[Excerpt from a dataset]
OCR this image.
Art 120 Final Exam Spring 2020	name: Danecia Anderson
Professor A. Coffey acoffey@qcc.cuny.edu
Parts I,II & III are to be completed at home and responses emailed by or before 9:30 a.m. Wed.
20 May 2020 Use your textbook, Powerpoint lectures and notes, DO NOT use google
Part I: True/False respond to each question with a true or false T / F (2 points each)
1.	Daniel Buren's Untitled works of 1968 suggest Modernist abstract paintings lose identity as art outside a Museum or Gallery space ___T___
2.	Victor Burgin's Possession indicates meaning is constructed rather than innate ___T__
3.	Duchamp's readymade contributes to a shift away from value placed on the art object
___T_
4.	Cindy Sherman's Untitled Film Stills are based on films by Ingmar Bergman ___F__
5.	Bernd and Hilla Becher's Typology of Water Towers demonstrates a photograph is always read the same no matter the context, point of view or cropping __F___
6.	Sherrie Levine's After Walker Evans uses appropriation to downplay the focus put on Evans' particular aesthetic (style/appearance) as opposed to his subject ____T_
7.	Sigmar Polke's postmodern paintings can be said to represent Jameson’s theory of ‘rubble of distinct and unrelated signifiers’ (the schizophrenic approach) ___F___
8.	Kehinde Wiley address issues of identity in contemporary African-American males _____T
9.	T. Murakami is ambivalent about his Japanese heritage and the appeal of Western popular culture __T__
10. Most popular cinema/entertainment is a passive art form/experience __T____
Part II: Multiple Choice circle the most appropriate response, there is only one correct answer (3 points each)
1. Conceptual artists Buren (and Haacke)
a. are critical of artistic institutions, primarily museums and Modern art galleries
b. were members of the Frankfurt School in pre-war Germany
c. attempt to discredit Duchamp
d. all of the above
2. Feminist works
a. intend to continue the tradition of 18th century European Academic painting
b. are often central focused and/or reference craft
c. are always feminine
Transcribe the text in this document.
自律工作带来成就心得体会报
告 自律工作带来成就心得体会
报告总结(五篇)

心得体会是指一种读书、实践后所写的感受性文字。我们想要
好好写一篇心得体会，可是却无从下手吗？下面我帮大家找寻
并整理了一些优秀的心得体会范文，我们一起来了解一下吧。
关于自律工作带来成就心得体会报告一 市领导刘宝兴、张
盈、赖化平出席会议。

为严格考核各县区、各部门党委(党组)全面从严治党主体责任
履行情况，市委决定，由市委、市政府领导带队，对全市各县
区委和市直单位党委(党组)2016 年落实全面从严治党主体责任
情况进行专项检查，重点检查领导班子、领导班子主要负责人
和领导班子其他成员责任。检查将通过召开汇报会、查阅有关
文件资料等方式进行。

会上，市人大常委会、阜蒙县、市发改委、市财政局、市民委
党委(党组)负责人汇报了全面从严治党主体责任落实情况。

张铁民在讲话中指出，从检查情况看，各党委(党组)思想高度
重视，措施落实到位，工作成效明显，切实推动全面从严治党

- [Task prompt] Using the records above, list each line that includes "identity".

- [Output]
1.	Daniel Buren's Untitled works of 1968 suggest Modernist abstract paintings lose identity as art outside a Museum or Gallery space ___T___
8.	Kehinde Wiley address issues of identity in contemporary African-American males _____T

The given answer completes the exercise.